Designation of Responsible Third Parties

          In regard to relators’ argument that the trial court abused its discretion in denying relators’ motions to designate responsible third parties, we note that a trier of fact, as to each cause of action, is required to determine the percentage of responsibility for each claimant, each defendant, each settling person and each responsible third party who has been designated under section 33.004 of the Texas Civil Practice and Remedies Code. Tex. Civ. Prac. & Rem. Code Ann. § 33.003(a). “Responsible third party” is defined to mean “any person who is alleged to have caused or contributed to causing in any way the harm for which recovery of damages is sought, whether by negligent act or omission, by any defective or unreasonably dangerous product, by other conduct or activity that violates an applicable legal standard, or by any combination of these.” Tex. Civ. Prac. & Rem. Code Ann. § 33.011(6).

          Civil Practice and Remedies Code section 33.004 sets forth the procedures for designating responsible third parties:

 

            (a)     A defendant may seek to designate a person as a responsible third party by filing a motion for leave to designate that person as a responsible third party. The motion must be filed on or before the 60th day before the trial date unless the court finds good cause to allow the motion to be filed at a later date.


                    . . . .

* [SET PROBLEM]
Please carry on with the text on designating responsible third parties from the point where it stops. The entries that follow come from a different source than the text above.

* [GIVEN DATA]
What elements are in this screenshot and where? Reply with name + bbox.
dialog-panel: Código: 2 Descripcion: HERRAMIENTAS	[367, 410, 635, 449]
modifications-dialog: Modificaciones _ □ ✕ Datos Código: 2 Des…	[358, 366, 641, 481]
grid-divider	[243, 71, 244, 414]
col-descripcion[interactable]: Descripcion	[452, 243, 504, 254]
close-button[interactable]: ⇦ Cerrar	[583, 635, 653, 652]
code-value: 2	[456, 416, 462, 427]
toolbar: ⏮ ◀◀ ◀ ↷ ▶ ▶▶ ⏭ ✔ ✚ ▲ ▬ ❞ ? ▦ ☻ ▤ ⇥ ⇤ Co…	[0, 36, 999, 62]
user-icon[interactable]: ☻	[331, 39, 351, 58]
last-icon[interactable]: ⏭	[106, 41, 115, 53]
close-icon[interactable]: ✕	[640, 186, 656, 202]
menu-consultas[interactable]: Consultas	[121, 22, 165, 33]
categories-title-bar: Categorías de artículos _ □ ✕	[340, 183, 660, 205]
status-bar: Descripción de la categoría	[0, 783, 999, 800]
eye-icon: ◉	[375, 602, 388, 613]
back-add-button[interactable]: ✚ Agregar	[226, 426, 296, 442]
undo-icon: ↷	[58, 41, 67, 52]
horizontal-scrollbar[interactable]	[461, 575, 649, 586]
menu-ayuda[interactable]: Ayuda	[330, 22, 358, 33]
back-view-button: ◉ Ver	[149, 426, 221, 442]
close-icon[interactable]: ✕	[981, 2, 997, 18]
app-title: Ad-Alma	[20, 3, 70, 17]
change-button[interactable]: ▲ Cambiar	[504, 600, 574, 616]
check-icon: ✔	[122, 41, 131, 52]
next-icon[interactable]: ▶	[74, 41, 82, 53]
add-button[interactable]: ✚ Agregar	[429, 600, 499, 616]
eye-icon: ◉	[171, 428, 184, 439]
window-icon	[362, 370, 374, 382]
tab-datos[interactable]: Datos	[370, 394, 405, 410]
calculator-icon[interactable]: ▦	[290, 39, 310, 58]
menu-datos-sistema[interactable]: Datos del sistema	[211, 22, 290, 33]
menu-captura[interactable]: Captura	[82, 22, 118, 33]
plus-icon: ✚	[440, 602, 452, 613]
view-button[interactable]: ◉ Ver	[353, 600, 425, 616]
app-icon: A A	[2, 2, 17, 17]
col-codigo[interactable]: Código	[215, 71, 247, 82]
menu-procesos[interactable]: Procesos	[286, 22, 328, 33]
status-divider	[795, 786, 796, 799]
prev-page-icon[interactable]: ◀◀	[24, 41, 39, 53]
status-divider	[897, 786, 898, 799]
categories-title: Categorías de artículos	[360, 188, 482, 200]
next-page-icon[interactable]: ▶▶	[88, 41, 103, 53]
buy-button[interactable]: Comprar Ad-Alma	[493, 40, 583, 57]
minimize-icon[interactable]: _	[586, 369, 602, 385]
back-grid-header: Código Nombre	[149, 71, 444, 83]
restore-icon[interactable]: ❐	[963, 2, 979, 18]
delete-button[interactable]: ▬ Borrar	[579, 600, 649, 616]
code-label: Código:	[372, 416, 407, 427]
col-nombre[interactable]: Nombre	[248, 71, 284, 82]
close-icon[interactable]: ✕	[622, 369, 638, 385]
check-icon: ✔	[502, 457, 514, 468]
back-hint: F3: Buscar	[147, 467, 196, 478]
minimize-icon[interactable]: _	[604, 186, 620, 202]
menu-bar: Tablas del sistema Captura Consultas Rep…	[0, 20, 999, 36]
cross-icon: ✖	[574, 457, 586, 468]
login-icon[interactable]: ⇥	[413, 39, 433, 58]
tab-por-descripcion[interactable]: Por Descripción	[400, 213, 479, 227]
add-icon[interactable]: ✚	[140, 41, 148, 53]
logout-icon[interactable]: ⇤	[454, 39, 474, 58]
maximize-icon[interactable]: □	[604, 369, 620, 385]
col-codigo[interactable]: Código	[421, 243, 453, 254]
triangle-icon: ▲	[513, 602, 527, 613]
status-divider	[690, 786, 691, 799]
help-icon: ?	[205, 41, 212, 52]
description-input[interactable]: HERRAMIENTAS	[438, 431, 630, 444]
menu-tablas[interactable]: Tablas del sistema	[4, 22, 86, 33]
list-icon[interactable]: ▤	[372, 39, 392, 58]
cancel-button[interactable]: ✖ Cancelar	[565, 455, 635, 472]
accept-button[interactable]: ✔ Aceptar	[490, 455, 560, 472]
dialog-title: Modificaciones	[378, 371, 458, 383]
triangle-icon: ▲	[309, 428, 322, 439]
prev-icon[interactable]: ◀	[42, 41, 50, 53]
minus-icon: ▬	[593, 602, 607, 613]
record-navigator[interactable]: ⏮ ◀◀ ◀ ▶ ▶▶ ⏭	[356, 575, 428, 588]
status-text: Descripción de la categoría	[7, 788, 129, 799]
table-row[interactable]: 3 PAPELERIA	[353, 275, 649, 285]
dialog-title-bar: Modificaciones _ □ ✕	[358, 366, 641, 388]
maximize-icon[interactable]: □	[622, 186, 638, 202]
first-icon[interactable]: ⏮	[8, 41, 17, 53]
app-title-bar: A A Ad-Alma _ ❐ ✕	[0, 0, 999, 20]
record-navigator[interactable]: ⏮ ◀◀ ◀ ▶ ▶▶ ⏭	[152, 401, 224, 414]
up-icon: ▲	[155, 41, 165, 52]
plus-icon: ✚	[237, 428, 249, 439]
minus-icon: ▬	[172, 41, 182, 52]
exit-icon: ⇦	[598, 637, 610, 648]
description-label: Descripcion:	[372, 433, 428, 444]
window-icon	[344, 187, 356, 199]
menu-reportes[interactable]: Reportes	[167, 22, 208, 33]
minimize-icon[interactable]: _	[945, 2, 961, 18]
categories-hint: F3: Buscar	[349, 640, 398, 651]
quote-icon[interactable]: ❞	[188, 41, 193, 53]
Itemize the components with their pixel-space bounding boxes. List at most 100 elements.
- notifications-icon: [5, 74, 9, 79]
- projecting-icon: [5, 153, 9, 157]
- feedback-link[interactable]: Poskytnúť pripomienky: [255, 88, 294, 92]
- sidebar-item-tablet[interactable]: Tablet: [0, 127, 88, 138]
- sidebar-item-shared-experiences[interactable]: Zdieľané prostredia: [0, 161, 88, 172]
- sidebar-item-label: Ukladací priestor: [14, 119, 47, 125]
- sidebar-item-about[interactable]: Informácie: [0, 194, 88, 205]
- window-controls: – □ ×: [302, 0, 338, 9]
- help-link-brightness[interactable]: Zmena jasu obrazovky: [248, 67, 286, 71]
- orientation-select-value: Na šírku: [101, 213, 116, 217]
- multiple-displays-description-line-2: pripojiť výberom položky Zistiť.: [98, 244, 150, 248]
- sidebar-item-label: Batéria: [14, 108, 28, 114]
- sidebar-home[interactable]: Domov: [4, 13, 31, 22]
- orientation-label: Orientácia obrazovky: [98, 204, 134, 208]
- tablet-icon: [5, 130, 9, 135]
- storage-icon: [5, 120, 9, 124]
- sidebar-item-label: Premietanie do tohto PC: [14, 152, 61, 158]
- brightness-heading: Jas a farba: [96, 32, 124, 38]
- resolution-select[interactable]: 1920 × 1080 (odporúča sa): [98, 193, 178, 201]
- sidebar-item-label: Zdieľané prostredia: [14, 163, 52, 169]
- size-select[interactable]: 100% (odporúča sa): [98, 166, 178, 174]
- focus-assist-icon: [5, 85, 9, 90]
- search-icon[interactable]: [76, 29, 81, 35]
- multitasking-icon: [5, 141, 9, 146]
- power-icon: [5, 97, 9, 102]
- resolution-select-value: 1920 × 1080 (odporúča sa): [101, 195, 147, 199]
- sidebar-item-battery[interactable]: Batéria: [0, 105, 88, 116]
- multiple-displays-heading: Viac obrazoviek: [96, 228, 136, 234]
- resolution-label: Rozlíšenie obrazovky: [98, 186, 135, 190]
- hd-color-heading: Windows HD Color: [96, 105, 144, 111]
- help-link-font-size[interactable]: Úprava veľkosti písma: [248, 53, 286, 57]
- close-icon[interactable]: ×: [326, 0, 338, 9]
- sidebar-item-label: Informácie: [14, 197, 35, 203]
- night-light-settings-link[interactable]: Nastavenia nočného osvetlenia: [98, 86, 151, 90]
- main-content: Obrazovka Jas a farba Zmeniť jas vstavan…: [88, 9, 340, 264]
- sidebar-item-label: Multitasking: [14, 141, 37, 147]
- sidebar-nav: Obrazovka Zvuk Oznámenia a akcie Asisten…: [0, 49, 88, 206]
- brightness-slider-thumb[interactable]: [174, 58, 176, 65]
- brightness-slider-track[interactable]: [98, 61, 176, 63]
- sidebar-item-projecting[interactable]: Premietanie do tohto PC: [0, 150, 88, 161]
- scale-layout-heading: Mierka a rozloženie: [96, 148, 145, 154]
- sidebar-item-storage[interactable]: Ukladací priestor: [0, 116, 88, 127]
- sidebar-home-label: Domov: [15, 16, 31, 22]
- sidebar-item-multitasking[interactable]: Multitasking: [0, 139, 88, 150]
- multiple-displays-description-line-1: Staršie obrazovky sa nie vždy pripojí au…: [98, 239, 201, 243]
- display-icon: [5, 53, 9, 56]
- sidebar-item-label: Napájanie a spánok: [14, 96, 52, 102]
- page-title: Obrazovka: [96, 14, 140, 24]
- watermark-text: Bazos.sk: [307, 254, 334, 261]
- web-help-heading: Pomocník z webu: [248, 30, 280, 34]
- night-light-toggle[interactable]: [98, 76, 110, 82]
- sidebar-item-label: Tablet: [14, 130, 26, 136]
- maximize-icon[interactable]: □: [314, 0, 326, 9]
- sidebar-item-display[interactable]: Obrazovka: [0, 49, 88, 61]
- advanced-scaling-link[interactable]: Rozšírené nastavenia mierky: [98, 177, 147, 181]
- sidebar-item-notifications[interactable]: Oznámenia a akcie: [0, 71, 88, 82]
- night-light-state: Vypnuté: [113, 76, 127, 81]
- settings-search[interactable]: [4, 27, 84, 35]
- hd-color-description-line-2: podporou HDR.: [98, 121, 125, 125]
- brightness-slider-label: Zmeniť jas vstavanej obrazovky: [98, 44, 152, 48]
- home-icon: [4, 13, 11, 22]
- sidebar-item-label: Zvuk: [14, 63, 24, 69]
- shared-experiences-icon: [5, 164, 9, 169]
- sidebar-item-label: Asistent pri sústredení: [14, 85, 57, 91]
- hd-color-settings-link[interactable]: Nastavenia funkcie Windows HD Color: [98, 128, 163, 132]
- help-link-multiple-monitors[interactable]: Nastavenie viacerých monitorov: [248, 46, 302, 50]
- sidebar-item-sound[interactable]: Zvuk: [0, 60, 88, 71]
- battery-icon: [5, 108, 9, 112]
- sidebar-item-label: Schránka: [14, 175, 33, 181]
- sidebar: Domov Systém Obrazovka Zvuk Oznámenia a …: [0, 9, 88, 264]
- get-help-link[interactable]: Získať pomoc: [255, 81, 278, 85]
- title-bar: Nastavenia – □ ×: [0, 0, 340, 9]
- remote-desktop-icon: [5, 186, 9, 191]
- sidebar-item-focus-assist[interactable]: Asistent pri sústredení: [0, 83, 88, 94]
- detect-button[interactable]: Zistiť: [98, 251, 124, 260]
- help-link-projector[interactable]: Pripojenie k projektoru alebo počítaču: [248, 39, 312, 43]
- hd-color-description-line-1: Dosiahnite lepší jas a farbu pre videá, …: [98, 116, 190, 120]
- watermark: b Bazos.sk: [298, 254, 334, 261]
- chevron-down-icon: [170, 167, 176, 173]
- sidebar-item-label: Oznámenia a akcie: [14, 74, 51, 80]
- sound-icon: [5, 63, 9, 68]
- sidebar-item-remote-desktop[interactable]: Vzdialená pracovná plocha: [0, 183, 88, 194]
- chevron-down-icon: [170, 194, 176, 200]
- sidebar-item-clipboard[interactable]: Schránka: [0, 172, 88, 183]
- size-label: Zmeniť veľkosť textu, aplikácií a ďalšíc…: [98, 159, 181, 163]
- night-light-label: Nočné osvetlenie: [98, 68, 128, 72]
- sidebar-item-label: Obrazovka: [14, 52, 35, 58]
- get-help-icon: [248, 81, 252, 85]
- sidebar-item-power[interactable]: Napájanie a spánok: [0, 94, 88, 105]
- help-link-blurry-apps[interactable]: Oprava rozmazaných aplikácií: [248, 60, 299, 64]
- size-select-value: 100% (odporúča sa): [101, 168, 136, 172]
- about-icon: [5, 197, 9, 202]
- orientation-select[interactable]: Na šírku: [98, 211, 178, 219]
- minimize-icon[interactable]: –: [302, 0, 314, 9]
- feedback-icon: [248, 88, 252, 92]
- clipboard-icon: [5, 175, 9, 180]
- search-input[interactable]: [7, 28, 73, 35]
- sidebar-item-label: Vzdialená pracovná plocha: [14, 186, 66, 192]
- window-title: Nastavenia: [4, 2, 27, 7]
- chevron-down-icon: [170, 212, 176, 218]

* [RESULT OF THE EXERCISE]
(f)A court shall grant leave to designate the named person as a responsible third party unless another party files an objection to the motion for leave on or before the 15th day after the date the motion is served.


(g)If an objection to the motion for leave is timely filed, the court shall grant leave to designate the person as a responsible third party unless the objecting party establishes:

 

                    (1)     the defendant did not plead sufficient facts concerning the alleged responsibility of the person to satisfy the pleading requirement of the Texas Rules of Civil Procedure; and

 

(2) after having been granted leave to replead, the defendant failed to plead sufficient facts concerning the alleged responsibility of the person to satisfy the pleading requirements of the Texas Rules of Civil Procedure.

 

          (h)     By granting a motion for leave to designate a person as a responsible  third party, the person named in the motion is designated as a responsible third party for purposes of this chapter without further action by the court or any party.

Tex. Civ. Prac. & Rem. Code Ann. § 33.004. We consider whether the trial court clearly failed to analyze or apply these statutory provisions to relators’ designations of Centerpoint, unknown vandals, and Southwestern Bell. Walker, 827 S.W.2d at 840.

          Designation of Centerpoint

          Relators filed their motion to designate Centerpoint on January 5, 2005, less than sixty days before the February 7, 2005 trial setting. Thus, the motion was untimely unless the trial court found good cause to allow the motion to be filed. Tex. Civ. Prac. & Rem. Code Ann. § 33.004(a). Relators argue that such good cause existed because plaintiffs nonsuited their claims against Centerpoint and the trial court granted Centerpoint’s summary judgment, dismissing intervenors’ claims, within sixty days of trial. Relators assert that, prior to the nonsuit and summary judgment, Centerpoint was a named defendant and would have been submitted to the jury and that plaintiffs’ last-minute non-suit should not destroy their right to designate Centerpoint as a responsible third party.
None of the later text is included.